◆ Task goal: Each line below is to be written out in full, exactly as shown.

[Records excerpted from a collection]
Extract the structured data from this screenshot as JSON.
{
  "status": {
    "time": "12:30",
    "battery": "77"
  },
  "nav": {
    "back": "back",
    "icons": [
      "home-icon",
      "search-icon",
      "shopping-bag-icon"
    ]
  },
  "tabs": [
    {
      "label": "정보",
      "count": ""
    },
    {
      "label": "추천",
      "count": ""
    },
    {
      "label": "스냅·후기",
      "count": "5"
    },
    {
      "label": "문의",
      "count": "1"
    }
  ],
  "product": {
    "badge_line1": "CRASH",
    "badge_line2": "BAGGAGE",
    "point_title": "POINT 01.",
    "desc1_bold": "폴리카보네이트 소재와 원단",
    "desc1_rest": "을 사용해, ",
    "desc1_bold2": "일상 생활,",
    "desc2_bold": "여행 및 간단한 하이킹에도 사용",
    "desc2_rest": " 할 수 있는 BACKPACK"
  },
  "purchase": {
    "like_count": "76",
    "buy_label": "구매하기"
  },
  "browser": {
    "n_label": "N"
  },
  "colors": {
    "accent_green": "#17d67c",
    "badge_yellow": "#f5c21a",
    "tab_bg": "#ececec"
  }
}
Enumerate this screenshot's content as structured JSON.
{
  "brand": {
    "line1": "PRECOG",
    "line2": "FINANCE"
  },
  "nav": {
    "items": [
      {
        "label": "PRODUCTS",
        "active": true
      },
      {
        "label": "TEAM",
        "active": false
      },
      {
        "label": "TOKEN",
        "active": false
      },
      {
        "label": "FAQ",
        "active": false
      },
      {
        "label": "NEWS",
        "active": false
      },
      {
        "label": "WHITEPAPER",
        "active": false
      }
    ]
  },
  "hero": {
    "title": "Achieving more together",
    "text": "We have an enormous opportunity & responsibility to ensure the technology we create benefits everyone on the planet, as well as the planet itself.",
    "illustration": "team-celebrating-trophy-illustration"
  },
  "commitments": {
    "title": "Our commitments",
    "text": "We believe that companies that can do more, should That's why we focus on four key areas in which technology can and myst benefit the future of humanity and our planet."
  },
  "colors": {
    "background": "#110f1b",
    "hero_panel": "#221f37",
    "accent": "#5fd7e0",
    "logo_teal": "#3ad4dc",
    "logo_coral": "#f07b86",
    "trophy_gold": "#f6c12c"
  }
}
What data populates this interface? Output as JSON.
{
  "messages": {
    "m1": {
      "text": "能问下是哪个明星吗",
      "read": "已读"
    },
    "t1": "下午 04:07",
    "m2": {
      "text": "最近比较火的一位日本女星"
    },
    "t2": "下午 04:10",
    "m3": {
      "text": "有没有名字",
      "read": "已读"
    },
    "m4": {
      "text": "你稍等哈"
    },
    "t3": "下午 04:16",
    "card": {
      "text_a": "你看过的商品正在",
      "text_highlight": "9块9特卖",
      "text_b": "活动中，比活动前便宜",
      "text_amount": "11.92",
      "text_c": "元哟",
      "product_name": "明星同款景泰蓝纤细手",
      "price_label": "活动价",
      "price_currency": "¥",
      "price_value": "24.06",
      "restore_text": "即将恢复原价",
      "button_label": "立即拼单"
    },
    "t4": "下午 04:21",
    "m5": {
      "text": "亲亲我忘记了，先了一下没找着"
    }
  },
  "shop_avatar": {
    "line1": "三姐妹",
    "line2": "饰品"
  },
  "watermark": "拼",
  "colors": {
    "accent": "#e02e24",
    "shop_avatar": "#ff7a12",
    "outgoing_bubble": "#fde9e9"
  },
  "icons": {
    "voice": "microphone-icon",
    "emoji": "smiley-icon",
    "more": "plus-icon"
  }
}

◆ Full output:
Extract the structured data from this screenshot as JSON.
{
  "status": {
    "time": "12:30",
    "battery": "77"
  },
  "nav": {
    "back": "back",
    "icons": [
      "home-icon",
      "search-icon",
      "shopping-bag-icon"
    ]
  },
  "tabs": [
    {
      "label": "정보",
      "count": ""
    },
    {
      "label": "추천",
      "count": ""
    },
    {
      "label": "스냅·후기",
      "count": "5"
    },
    {
      "label": "문의",
      "count": "1"
    }
  ],
  "product": {
    "badge_line1": "CRASH",
    "badge_line2": "BAGGAGE",
    "point_title": "POINT 01.",
    "desc1_bold": "폴리카보네이트 소재와 원단",
    "desc1_rest": "을 사용해, ",
    "desc1_bold2": "일상 생활,",
    "desc2_bold": "여행 및 간단한 하이킹에도 사용",
    "desc2_rest": " 할 수 있는 BACKPACK"
  },
  "purchase": {
    "like_count": "76",
    "buy_label": "구매하기"
  },
  "browser": {
    "n_label": "N"
  },
  "colors": {
    "accent_green": "#17d67c",
    "badge_yellow": "#f5c21a",
    "tab_bg": "#ececec"
  }
}
Enumerate this screenshot's content as structured JSON.
{
  "brand": {
    "line1": "PRECOG",
    "line2": "FINANCE"
  },
  "nav": {
    "items": [
      {
        "label": "PRODUCTS",
        "active": true
      },
      {
        "label": "TEAM",
        "active": false
      },
      {
        "label": "TOKEN",
        "active": false
      },
      {
        "label": "FAQ",
        "active": false
      },
      {
        "label": "NEWS",
        "active": false
      },
      {
        "label": "WHITEPAPER",
        "active": false
      }
    ]
  },
  "hero": {
    "title": "Achieving more together",
    "text": "We have an enormous opportunity & responsibility to ensure the technology we create benefits everyone on the planet, as well as the planet itself.",
    "illustration": "team-celebrating-trophy-illustration"
  },
  "commitments": {
    "title": "Our commitments",
    "text": "We believe that companies that can do more, should That's why we focus on four key areas in which technology can and myst benefit the future of humanity and our planet."
  },
  "colors": {
    "background": "#110f1b",
    "hero_panel": "#221f37",
    "accent": "#5fd7e0",
    "logo_teal": "#3ad4dc",
    "logo_coral": "#f07b86",
    "trophy_gold": "#f6c12c"
  }
}
What data populates this interface? Output as JSON.
{
  "messages": {
    "m1": {
      "text": "能问下是哪个明星吗",
      "read": "已读"
    },
    "t1": "下午 04:07",
    "m2": {
      "text": "最近比较火的一位日本女星"
    },
    "t2": "下午 04:10",
    "m3": {
      "text": "有没有名字",
      "read": "已读"
    },
    "m4": {
      "text": "你稍等哈"
    },
    "t3": "下午 04:16",
    "card": {
      "text_a": "你看过的商品正在",
      "text_highlight": "9块9特卖",
      "text_b": "活动中，比活动前便宜",
      "text_amount": "11.92",
      "text_c": "元哟",
      "product_name": "明星同款景泰蓝纤细手",
      "price_label": "活动价",
      "price_currency": "¥",
      "price_value": "24.06",
      "restore_text": "即将恢复原价",
      "button_label": "立即拼单"
    },
    "t4": "下午 04:21",
    "m5": {
      "text": "亲亲我忘记了，先了一下没找着"
    }
  },
  "shop_avatar": {
    "line1": "三姐妹",
    "line2": "饰品"
  },
  "watermark": "拼",
  "colors": {
    "accent": "#e02e24",
    "shop_avatar": "#ff7a12",
    "outgoing_bubble": "#fde9e9"
  },
  "icons": {
    "voice": "microphone-icon",
    "emoji": "smiley-icon",
    "more": "plus-icon"
  }
}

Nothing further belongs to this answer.